Collected data:
· · · · · · ·
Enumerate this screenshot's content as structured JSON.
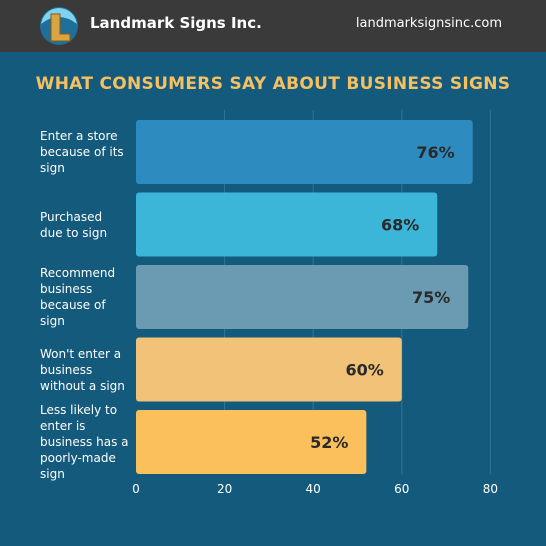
{
  "header": {
    "brand": "Landmark Signs Inc.",
    "website": "landmarksignsinc.com",
    "logo_icon": "landmark-l-logo-icon"
  },
  "colors": {
    "background": "#135a7c",
    "header": "#3a3a3a",
    "title": "#f5c062"
  },
  "chart_data": {
    "type": "bar",
    "orientation": "horizontal",
    "title": "WHAT CONSUMERS SAY ABOUT BUSINESS SIGNS",
    "categories": [
      "Enter a store because of its sign",
      "Purchased due to sign",
      "Recommend business because of sign",
      "Won't enter a business without a sign",
      "Less likely to enter is business has a poorly-made sign"
    ],
    "category_lines": [
      [
        "Enter a store",
        "because of its",
        "sign"
      ],
      [
        "Purchased",
        "due to sign"
      ],
      [
        "Recommend",
        "business",
        "because of",
        "sign"
      ],
      [
        "Won't enter a",
        "business",
        "without a sign"
      ],
      [
        "Less likely to",
        "enter is",
        "business has a",
        "poorly-made",
        "sign"
      ]
    ],
    "values": [
      76,
      68,
      75,
      60,
      52
    ],
    "value_labels": [
      "76%",
      "68%",
      "75%",
      "60%",
      "52%"
    ],
    "bar_colors": [
      "#2e8bc0",
      "#3bb5d8",
      "#6a9bb3",
      "#f2c278",
      "#fbbf5c"
    ],
    "xlim": [
      0,
      80
    ],
    "xticks": [
      0,
      20,
      40,
      60,
      80
    ],
    "grid": true
  }
}
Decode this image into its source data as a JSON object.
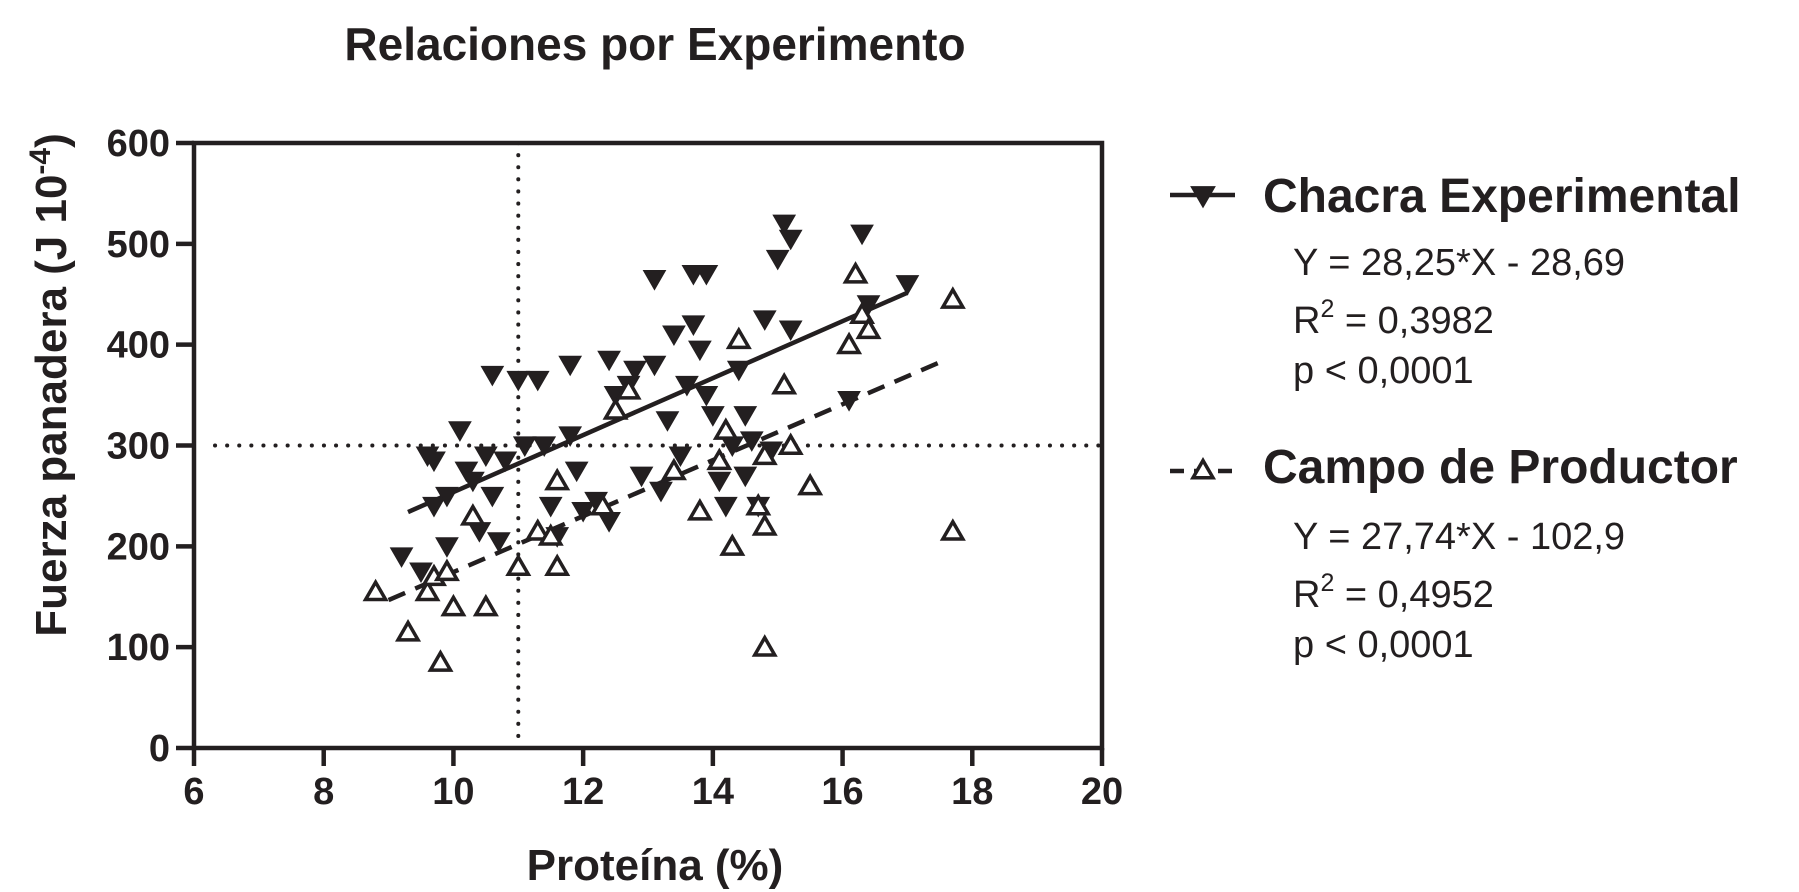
{
  "chart_data": {
    "type": "scatter",
    "title": "Relaciones por Experimento",
    "xlabel": "Proteína (%)",
    "ylabel": "Fuerza panadera (J 10",
    "ylabel_sup": "-4",
    "ylabel_close": ")",
    "xlim": [
      6,
      20
    ],
    "ylim": [
      0,
      600
    ],
    "xticks": [
      6,
      8,
      10,
      12,
      14,
      16,
      18,
      20
    ],
    "yticks": [
      0,
      100,
      200,
      300,
      400,
      500,
      600
    ],
    "grid": false,
    "legend_position": "right",
    "reference_lines": {
      "x": 11,
      "y": 300,
      "style": "dotted"
    },
    "series": [
      {
        "name": "Chacra Experimental",
        "marker": "filled-down-triangle",
        "line_style": "solid",
        "equation": "Y = 28,25*X - 28,69",
        "r2_prefix": "R",
        "r2_sup": "2",
        "r2_value": " = 0,3982",
        "p_value": "p < 0,0001",
        "fit": {
          "slope": 28.25,
          "intercept": -28.69,
          "x_range": [
            9.3,
            17.0
          ]
        },
        "points": [
          [
            9.6,
            290
          ],
          [
            9.7,
            285
          ],
          [
            9.7,
            240
          ],
          [
            9.9,
            200
          ],
          [
            10.1,
            315
          ],
          [
            10.2,
            275
          ],
          [
            10.3,
            265
          ],
          [
            10.4,
            215
          ],
          [
            10.5,
            290
          ],
          [
            10.6,
            250
          ],
          [
            10.6,
            370
          ],
          [
            10.7,
            205
          ],
          [
            10.8,
            285
          ],
          [
            11.0,
            365
          ],
          [
            11.1,
            300
          ],
          [
            11.3,
            365
          ],
          [
            11.4,
            300
          ],
          [
            11.5,
            240
          ],
          [
            11.6,
            210
          ],
          [
            11.8,
            380
          ],
          [
            11.8,
            310
          ],
          [
            11.9,
            275
          ],
          [
            12.0,
            235
          ],
          [
            12.2,
            245
          ],
          [
            12.4,
            225
          ],
          [
            12.4,
            385
          ],
          [
            12.5,
            350
          ],
          [
            12.7,
            360
          ],
          [
            12.8,
            375
          ],
          [
            12.9,
            270
          ],
          [
            13.1,
            465
          ],
          [
            13.1,
            380
          ],
          [
            13.2,
            255
          ],
          [
            13.3,
            325
          ],
          [
            13.4,
            410
          ],
          [
            13.5,
            290
          ],
          [
            13.6,
            360
          ],
          [
            13.7,
            470
          ],
          [
            13.7,
            420
          ],
          [
            13.8,
            395
          ],
          [
            13.9,
            470
          ],
          [
            13.9,
            350
          ],
          [
            14.0,
            330
          ],
          [
            14.1,
            265
          ],
          [
            14.2,
            240
          ],
          [
            14.3,
            300
          ],
          [
            14.4,
            375
          ],
          [
            14.5,
            330
          ],
          [
            14.5,
            270
          ],
          [
            14.6,
            305
          ],
          [
            14.7,
            240
          ],
          [
            14.8,
            425
          ],
          [
            14.9,
            295
          ],
          [
            15.0,
            485
          ],
          [
            15.1,
            520
          ],
          [
            15.2,
            505
          ],
          [
            15.2,
            415
          ],
          [
            16.1,
            345
          ],
          [
            16.3,
            510
          ],
          [
            16.4,
            440
          ],
          [
            17.0,
            460
          ],
          [
            9.2,
            190
          ],
          [
            9.5,
            175
          ],
          [
            9.9,
            250
          ]
        ]
      },
      {
        "name": "Campo de Productor",
        "marker": "open-up-triangle",
        "line_style": "dashed",
        "equation": "Y = 27,74*X - 102,9",
        "r2_prefix": "R",
        "r2_sup": "2",
        "r2_value": " = 0,4952",
        "p_value": "p < 0,0001",
        "fit": {
          "slope": 27.74,
          "intercept": -102.9,
          "x_range": [
            9.0,
            17.5
          ]
        },
        "points": [
          [
            8.8,
            155
          ],
          [
            9.3,
            115
          ],
          [
            9.6,
            155
          ],
          [
            9.7,
            170
          ],
          [
            9.8,
            85
          ],
          [
            9.9,
            175
          ],
          [
            10.0,
            140
          ],
          [
            10.3,
            230
          ],
          [
            10.5,
            140
          ],
          [
            11.0,
            180
          ],
          [
            11.3,
            215
          ],
          [
            11.5,
            210
          ],
          [
            11.6,
            180
          ],
          [
            11.6,
            265
          ],
          [
            12.3,
            240
          ],
          [
            12.5,
            335
          ],
          [
            12.7,
            355
          ],
          [
            13.4,
            275
          ],
          [
            13.8,
            235
          ],
          [
            14.1,
            285
          ],
          [
            14.2,
            315
          ],
          [
            14.3,
            200
          ],
          [
            14.4,
            405
          ],
          [
            14.7,
            240
          ],
          [
            14.8,
            290
          ],
          [
            14.8,
            220
          ],
          [
            14.8,
            100
          ],
          [
            15.1,
            360
          ],
          [
            15.2,
            300
          ],
          [
            15.5,
            260
          ],
          [
            16.2,
            470
          ],
          [
            16.3,
            430
          ],
          [
            16.4,
            415
          ],
          [
            16.1,
            400
          ],
          [
            17.7,
            445
          ],
          [
            17.7,
            215
          ]
        ]
      }
    ]
  }
}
· · · · · · ·
#### Required work:
All of the lines above should be printed exactly, minus the pictures.

#### Answer to this task:
Enumerate this screenshot's content as structured JSON.
{
  "header": {
    "brand": "Landmark Signs Inc.",
    "website": "landmarksignsinc.com",
    "logo_icon": "landmark-l-logo-icon"
  },
  "colors": {
    "background": "#135a7c",
    "header": "#3a3a3a",
    "title": "#f5c062"
  },
  "chart_data": {
    "type": "bar",
    "orientation": "horizontal",
    "title": "WHAT CONSUMERS SAY ABOUT BUSINESS SIGNS",
    "categories": [
      "Enter a store because of its sign",
      "Purchased due to sign",
      "Recommend business because of sign",
      "Won't enter a business without a sign",
      "Less likely to enter is business has a poorly-made sign"
    ],
    "category_lines": [
      [
        "Enter a store",
        "because of its",
        "sign"
      ],
      [
        "Purchased",
        "due to sign"
      ],
      [
        "Recommend",
        "business",
        "because of",
        "sign"
      ],
      [
        "Won't enter a",
        "business",
        "without a sign"
      ],
      [
        "Less likely to",
        "enter is",
        "business has a",
        "poorly-made",
        "sign"
      ]
    ],
    "values": [
      76,
      68,
      75,
      60,
      52
    ],
    "value_labels": [
      "76%",
      "68%",
      "75%",
      "60%",
      "52%"
    ],
    "bar_colors": [
      "#2e8bc0",
      "#3bb5d8",
      "#6a9bb3",
      "#f2c278",
      "#fbbf5c"
    ],
    "xlim": [
      0,
      80
    ],
    "xticks": [
      0,
      20,
      40,
      60,
      80
    ],
    "grid": true
  }
}
Decode this image into its source data as a JSON object.
{
  "chart_data": {
    "type": "scatter",
    "title": "Relaciones por Experimento",
    "xlabel": "Proteína (%)",
    "ylabel": "Fuerza panadera (J 10",
    "ylabel_sup": "-4",
    "ylabel_close": ")",
    "xlim": [
      6,
      20
    ],
    "ylim": [
      0,
      600
    ],
    "xticks": [
      6,
      8,
      10,
      12,
      14,
      16,
      18,
      20
    ],
    "yticks": [
      0,
      100,
      200,
      300,
      400,
      500,
      600
    ],
    "grid": false,
    "legend_position": "right",
    "reference_lines": {
      "x": 11,
      "y": 300,
      "style": "dotted"
    },
    "series": [
      {
        "name": "Chacra Experimental",
        "marker": "filled-down-triangle",
        "line_style": "solid",
        "equation": "Y = 28,25*X - 28,69",
        "r2_prefix": "R",
        "r2_sup": "2",
        "r2_value": " = 0,3982",
        "p_value": "p < 0,0001",
        "fit": {
          "slope": 28.25,
          "intercept": -28.69,
          "x_range": [
            9.3,
            17.0
          ]
        },
        "points": [
          [
            9.6,
            290
          ],
          [
            9.7,
            285
          ],
          [
            9.7,
            240
          ],
          [
            9.9,
            200
          ],
          [
            10.1,
            315
          ],
          [
            10.2,
            275
          ],
          [
            10.3,
            265
          ],
          [
            10.4,
            215
          ],
          [
            10.5,
            290
          ],
          [
            10.6,
            250
          ],
          [
            10.6,
            370
          ],
          [
            10.7,
            205
          ],
          [
            10.8,
            285
          ],
          [
            11.0,
            365
          ],
          [
            11.1,
            300
          ],
          [
            11.3,
            365
          ],
          [
            11.4,
            300
          ],
          [
            11.5,
            240
          ],
          [
            11.6,
            210
          ],
          [
            11.8,
            380
          ],
          [
            11.8,
            310
          ],
          [
            11.9,
            275
          ],
          [
            12.0,
            235
          ],
          [
            12.2,
            245
          ],
          [
            12.4,
            225
          ],
          [
            12.4,
            385
          ],
          [
            12.5,
            350
          ],
          [
            12.7,
            360
          ],
          [
            12.8,
            375
          ],
          [
            12.9,
            270
          ],
          [
            13.1,
            465
          ],
          [
            13.1,
            380
          ],
          [
            13.2,
            255
          ],
          [
            13.3,
            325
          ],
          [
            13.4,
            410
          ],
          [
            13.5,
            290
          ],
          [
            13.6,
            360
          ],
          [
            13.7,
            470
          ],
          [
            13.7,
            420
          ],
          [
            13.8,
            395
          ],
          [
            13.9,
            470
          ],
          [
            13.9,
            350
          ],
          [
            14.0,
            330
          ],
          [
            14.1,
            265
          ],
          [
            14.2,
            240
          ],
          [
            14.3,
            300
          ],
          [
            14.4,
            375
          ],
          [
            14.5,
            330
          ],
          [
            14.5,
            270
          ],
          [
            14.6,
            305
          ],
          [
            14.7,
            240
          ],
          [
            14.8,
            425
          ],
          [
            14.9,
            295
          ],
          [
            15.0,
            485
          ],
          [
            15.1,
            520
          ],
          [
            15.2,
            505
          ],
          [
            15.2,
            415
          ],
          [
            16.1,
            345
          ],
          [
            16.3,
            510
          ],
          [
            16.4,
            440
          ],
          [
            17.0,
            460
          ],
          [
            9.2,
            190
          ],
          [
            9.5,
            175
          ],
          [
            9.9,
            250
          ]
        ]
      },
      {
        "name": "Campo de Productor",
        "marker": "open-up-triangle",
        "line_style": "dashed",
        "equation": "Y = 27,74*X - 102,9",
        "r2_prefix": "R",
        "r2_sup": "2",
        "r2_value": " = 0,4952",
        "p_value": "p < 0,0001",
        "fit": {
          "slope": 27.74,
          "intercept": -102.9,
          "x_range": [
            9.0,
            17.5
          ]
        },
        "points": [
          [
            8.8,
            155
          ],
          [
            9.3,
            115
          ],
          [
            9.6,
            155
          ],
          [
            9.7,
            170
          ],
          [
            9.8,
            85
          ],
          [
            9.9,
            175
          ],
          [
            10.0,
            140
          ],
          [
            10.3,
            230
          ],
          [
            10.5,
            140
          ],
          [
            11.0,
            180
          ],
          [
            11.3,
            215
          ],
          [
            11.5,
            210
          ],
          [
            11.6,
            180
          ],
          [
            11.6,
            265
          ],
          [
            12.3,
            240
          ],
          [
            12.5,
            335
          ],
          [
            12.7,
            355
          ],
          [
            13.4,
            275
          ],
          [
            13.8,
            235
          ],
          [
            14.1,
            285
          ],
          [
            14.2,
            315
          ],
          [
            14.3,
            200
          ],
          [
            14.4,
            405
          ],
          [
            14.7,
            240
          ],
          [
            14.8,
            290
          ],
          [
            14.8,
            220
          ],
          [
            14.8,
            100
          ],
          [
            15.1,
            360
          ],
          [
            15.2,
            300
          ],
          [
            15.5,
            260
          ],
          [
            16.2,
            470
          ],
          [
            16.3,
            430
          ],
          [
            16.4,
            415
          ],
          [
            16.1,
            400
          ],
          [
            17.7,
            445
          ],
          [
            17.7,
            215
          ]
        ]
      }
    ]
  }
}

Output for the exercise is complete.